• [Exercise description]: Return all of the entries exactly as written.
-- START --
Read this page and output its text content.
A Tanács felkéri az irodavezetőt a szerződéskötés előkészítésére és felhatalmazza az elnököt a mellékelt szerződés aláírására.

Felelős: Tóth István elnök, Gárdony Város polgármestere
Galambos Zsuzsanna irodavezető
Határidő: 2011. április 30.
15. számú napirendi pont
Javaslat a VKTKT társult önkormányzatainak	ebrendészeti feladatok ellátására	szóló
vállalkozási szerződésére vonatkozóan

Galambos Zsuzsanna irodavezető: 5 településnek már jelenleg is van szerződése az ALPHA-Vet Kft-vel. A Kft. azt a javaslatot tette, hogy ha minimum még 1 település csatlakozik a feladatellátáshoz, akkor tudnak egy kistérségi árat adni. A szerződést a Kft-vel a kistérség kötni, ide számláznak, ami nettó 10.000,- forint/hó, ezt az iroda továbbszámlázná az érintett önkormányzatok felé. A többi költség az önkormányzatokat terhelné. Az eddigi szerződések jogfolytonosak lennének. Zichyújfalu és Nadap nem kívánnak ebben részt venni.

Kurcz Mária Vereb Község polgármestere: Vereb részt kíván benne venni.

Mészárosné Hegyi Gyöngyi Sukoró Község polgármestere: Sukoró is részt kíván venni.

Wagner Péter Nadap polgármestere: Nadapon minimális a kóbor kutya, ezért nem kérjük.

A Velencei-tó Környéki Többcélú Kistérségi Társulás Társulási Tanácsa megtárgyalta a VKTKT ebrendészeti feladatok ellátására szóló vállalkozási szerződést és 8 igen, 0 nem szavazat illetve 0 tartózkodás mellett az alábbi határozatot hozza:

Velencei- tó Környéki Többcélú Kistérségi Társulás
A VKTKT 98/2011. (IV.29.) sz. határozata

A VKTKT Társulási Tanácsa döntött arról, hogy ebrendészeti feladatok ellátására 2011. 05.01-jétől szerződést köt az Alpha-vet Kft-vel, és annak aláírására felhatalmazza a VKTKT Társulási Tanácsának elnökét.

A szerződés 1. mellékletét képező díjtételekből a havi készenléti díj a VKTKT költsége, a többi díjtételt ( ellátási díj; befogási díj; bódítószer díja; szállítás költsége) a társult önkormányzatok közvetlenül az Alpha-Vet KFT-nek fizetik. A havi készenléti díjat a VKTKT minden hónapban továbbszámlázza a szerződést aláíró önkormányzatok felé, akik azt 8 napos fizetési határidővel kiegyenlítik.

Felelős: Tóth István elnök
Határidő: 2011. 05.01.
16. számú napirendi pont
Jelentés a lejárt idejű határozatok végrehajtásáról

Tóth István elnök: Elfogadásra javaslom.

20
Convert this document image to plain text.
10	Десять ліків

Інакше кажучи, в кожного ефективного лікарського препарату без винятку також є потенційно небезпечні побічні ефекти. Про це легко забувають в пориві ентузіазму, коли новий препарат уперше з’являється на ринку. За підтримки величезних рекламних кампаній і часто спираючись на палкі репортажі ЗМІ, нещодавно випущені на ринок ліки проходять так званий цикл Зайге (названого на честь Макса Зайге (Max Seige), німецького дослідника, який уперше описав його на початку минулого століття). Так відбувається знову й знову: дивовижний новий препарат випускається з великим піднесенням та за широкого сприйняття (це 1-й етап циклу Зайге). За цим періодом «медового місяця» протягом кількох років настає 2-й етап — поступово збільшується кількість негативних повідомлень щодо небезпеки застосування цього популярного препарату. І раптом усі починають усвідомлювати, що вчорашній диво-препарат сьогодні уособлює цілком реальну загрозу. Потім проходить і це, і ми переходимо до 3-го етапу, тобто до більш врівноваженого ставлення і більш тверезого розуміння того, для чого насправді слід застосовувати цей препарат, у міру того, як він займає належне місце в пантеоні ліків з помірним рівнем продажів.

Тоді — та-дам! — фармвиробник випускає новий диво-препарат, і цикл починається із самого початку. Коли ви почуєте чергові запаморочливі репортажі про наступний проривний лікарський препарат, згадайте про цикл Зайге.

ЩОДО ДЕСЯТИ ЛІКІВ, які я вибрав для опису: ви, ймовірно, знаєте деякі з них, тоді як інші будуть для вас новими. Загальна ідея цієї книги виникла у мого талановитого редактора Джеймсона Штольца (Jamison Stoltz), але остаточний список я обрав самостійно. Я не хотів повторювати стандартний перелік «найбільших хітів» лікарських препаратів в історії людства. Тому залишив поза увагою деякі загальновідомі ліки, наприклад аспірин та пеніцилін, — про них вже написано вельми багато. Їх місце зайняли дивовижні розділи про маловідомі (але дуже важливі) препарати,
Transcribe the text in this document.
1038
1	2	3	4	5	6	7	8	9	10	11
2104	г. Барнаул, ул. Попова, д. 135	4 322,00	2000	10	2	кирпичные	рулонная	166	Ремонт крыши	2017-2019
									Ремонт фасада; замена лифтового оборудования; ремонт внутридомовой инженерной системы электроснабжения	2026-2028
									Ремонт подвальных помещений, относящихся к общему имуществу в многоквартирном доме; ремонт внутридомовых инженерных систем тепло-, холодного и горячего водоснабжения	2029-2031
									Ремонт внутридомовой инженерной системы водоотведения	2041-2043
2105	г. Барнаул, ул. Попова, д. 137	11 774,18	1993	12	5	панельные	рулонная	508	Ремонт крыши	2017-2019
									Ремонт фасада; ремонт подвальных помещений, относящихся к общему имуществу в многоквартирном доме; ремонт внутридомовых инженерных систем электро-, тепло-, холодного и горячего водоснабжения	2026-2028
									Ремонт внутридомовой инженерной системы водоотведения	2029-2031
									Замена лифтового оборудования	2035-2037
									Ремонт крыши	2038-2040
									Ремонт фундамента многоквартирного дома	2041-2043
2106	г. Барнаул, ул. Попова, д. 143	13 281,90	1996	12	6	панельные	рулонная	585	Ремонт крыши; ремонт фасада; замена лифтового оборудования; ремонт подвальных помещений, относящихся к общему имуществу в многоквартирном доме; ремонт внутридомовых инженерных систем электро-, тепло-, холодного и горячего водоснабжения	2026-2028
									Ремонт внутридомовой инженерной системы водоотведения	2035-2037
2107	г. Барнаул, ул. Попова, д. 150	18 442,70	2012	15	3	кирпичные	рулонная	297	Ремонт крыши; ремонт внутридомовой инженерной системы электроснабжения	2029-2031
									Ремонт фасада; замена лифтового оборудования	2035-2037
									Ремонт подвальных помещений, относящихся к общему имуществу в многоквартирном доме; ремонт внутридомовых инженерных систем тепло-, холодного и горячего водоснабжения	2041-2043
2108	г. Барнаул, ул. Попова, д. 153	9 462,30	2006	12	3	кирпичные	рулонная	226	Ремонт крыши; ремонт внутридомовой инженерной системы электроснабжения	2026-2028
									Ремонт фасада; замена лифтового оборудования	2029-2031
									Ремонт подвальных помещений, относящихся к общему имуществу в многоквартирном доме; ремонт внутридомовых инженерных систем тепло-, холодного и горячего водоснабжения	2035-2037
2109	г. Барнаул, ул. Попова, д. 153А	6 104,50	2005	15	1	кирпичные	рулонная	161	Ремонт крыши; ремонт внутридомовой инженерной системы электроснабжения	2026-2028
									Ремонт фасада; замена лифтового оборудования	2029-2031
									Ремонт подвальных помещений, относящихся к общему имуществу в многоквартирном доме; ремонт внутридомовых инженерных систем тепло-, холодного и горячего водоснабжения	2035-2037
-- END --
• [Written response]:
Read this page and output its text content.
A Tanács felkéri az irodavezetőt a szerződéskötés előkészítésére és felhatalmazza az elnököt a mellékelt szerződés aláírására.

Felelős: Tóth István elnök, Gárdony Város polgármestere
Galambos Zsuzsanna irodavezető
Határidő: 2011. április 30.
15. számú napirendi pont
Javaslat a VKTKT társult önkormányzatainak	ebrendészeti feladatok ellátására	szóló
vállalkozási szerződésére vonatkozóan

Galambos Zsuzsanna irodavezető: 5 településnek már jelenleg is van szerződése az ALPHA-Vet Kft-vel. A Kft. azt a javaslatot tette, hogy ha minimum még 1 település csatlakozik a feladatellátáshoz, akkor tudnak egy kistérségi árat adni. A szerződést a Kft-vel a kistérség kötni, ide számláznak, ami nettó 10.000,- forint/hó, ezt az iroda továbbszámlázná az érintett önkormányzatok felé. A többi költség az önkormányzatokat terhelné. Az eddigi szerződések jogfolytonosak lennének. Zichyújfalu és Nadap nem kívánnak ebben részt venni.

Kurcz Mária Vereb Község polgármestere: Vereb részt kíván benne venni.

Mészárosné Hegyi Gyöngyi Sukoró Község polgármestere: Sukoró is részt kíván venni.

Wagner Péter Nadap polgármestere: Nadapon minimális a kóbor kutya, ezért nem kérjük.

A Velencei-tó Környéki Többcélú Kistérségi Társulás Társulási Tanácsa megtárgyalta a VKTKT ebrendészeti feladatok ellátására szóló vállalkozási szerződést és 8 igen, 0 nem szavazat illetve 0 tartózkodás mellett az alábbi határozatot hozza:

Velencei- tó Környéki Többcélú Kistérségi Társulás
A VKTKT 98/2011. (IV.29.) sz. határozata

A VKTKT Társulási Tanácsa döntött arról, hogy ebrendészeti feladatok ellátására 2011. 05.01-jétől szerződést köt az Alpha-vet Kft-vel, és annak aláírására felhatalmazza a VKTKT Társulási Tanácsának elnökét.

A szerződés 1. mellékletét képező díjtételekből a havi készenléti díj a VKTKT költsége, a többi díjtételt ( ellátási díj; befogási díj; bódítószer díja; szállítás költsége) a társult önkormányzatok közvetlenül az Alpha-Vet KFT-nek fizetik. A havi készenléti díjat a VKTKT minden hónapban továbbszámlázza a szerződést aláíró önkormányzatok felé, akik azt 8 napos fizetési határidővel kiegyenlítik.

Felelős: Tóth István elnök
Határidő: 2011. 05.01.
16. számú napirendi pont
Jelentés a lejárt idejű határozatok végrehajtásáról

Tóth István elnök: Elfogadásra javaslom.

20
Convert this document image to plain text.
10	Десять ліків

Інакше кажучи, в кожного ефективного лікарського препарату без винятку також є потенційно небезпечні побічні ефекти. Про це легко забувають в пориві ентузіазму, коли новий препарат уперше з’являється на ринку. За підтримки величезних рекламних кампаній і часто спираючись на палкі репортажі ЗМІ, нещодавно випущені на ринок ліки проходять так званий цикл Зайге (названого на честь Макса Зайге (Max Seige), німецького дослідника, який уперше описав його на початку минулого століття). Так відбувається знову й знову: дивовижний новий препарат випускається з великим піднесенням та за широкого сприйняття (це 1-й етап циклу Зайге). За цим періодом «медового місяця» протягом кількох років настає 2-й етап — поступово збільшується кількість негативних повідомлень щодо небезпеки застосування цього популярного препарату. І раптом усі починають усвідомлювати, що вчорашній диво-препарат сьогодні уособлює цілком реальну загрозу. Потім проходить і це, і ми переходимо до 3-го етапу, тобто до більш врівноваженого ставлення і більш тверезого розуміння того, для чого насправді слід застосовувати цей препарат, у міру того, як він займає належне місце в пантеоні ліків з помірним рівнем продажів.

Тоді — та-дам! — фармвиробник випускає новий диво-препарат, і цикл починається із самого початку. Коли ви почуєте чергові запаморочливі репортажі про наступний проривний лікарський препарат, згадайте про цикл Зайге.

ЩОДО ДЕСЯТИ ЛІКІВ, які я вибрав для опису: ви, ймовірно, знаєте деякі з них, тоді як інші будуть для вас новими. Загальна ідея цієї книги виникла у мого талановитого редактора Джеймсона Штольца (Jamison Stoltz), але остаточний список я обрав самостійно. Я не хотів повторювати стандартний перелік «найбільших хітів» лікарських препаратів в історії людства. Тому залишив поза увагою деякі загальновідомі ліки, наприклад аспірин та пеніцилін, — про них вже написано вельми багато. Їх місце зайняли дивовижні розділи про маловідомі (але дуже важливі) препарати,
Transcribe the text in this document.
1038
1	2	3	4	5	6	7	8	9	10	11
2104	г. Барнаул, ул. Попова, д. 135	4 322,00	2000	10	2	кирпичные	рулонная	166	Ремонт крыши	2017-2019
									Ремонт фасада; замена лифтового оборудования; ремонт внутридомовой инженерной системы электроснабжения	2026-2028
									Ремонт подвальных помещений, относящихся к общему имуществу в многоквартирном доме; ремонт внутридомовых инженерных систем тепло-, холодного и горячего водоснабжения	2029-2031
									Ремонт внутридомовой инженерной системы водоотведения	2041-2043
2105	г. Барнаул, ул. Попова, д. 137	11 774,18	1993	12	5	панельные	рулонная	508	Ремонт крыши	2017-2019
									Ремонт фасада; ремонт подвальных помещений, относящихся к общему имуществу в многоквартирном доме; ремонт внутридомовых инженерных систем электро-, тепло-, холодного и горячего водоснабжения	2026-2028
									Ремонт внутридомовой инженерной системы водоотведения	2029-2031
									Замена лифтового оборудования	2035-2037
									Ремонт крыши	2038-2040
									Ремонт фундамента многоквартирного дома	2041-2043
2106	г. Барнаул, ул. Попова, д. 143	13 281,90	1996	12	6	панельные	рулонная	585	Ремонт крыши; ремонт фасада; замена лифтового оборудования; ремонт подвальных помещений, относящихся к общему имуществу в многоквартирном доме; ремонт внутридомовых инженерных систем электро-, тепло-, холодного и горячего водоснабжения	2026-2028
									Ремонт внутридомовой инженерной системы водоотведения	2035-2037
2107	г. Барнаул, ул. Попова, д. 150	18 442,70	2012	15	3	кирпичные	рулонная	297	Ремонт крыши; ремонт внутридомовой инженерной системы электроснабжения	2029-2031
									Ремонт фасада; замена лифтового оборудования	2035-2037
									Ремонт подвальных помещений, относящихся к общему имуществу в многоквартирном доме; ремонт внутридомовых инженерных систем тепло-, холодного и горячего водоснабжения	2041-2043
2108	г. Барнаул, ул. Попова, д. 153	9 462,30	2006	12	3	кирпичные	рулонная	226	Ремонт крыши; ремонт внутридомовой инженерной системы электроснабжения	2026-2028
									Ремонт фасада; замена лифтового оборудования	2029-2031
									Ремонт подвальных помещений, относящихся к общему имуществу в многоквартирном доме; ремонт внутридомовых инженерных систем тепло-, холодного и горячего водоснабжения	2035-2037
2109	г. Барнаул, ул. Попова, д. 153А	6 104,50	2005	15	1	кирпичные	рулонная	161	Ремонт крыши; ремонт внутридомовой инженерной системы электроснабжения	2026-2028
									Ремонт фасада; замена лифтового оборудования	2029-2031
									Ремонт подвальных помещений, относящихся к общему имуществу в многоквартирном доме; ремонт внутридомовых инженерных систем тепло-, холодного и горячего водоснабжения	2035-2037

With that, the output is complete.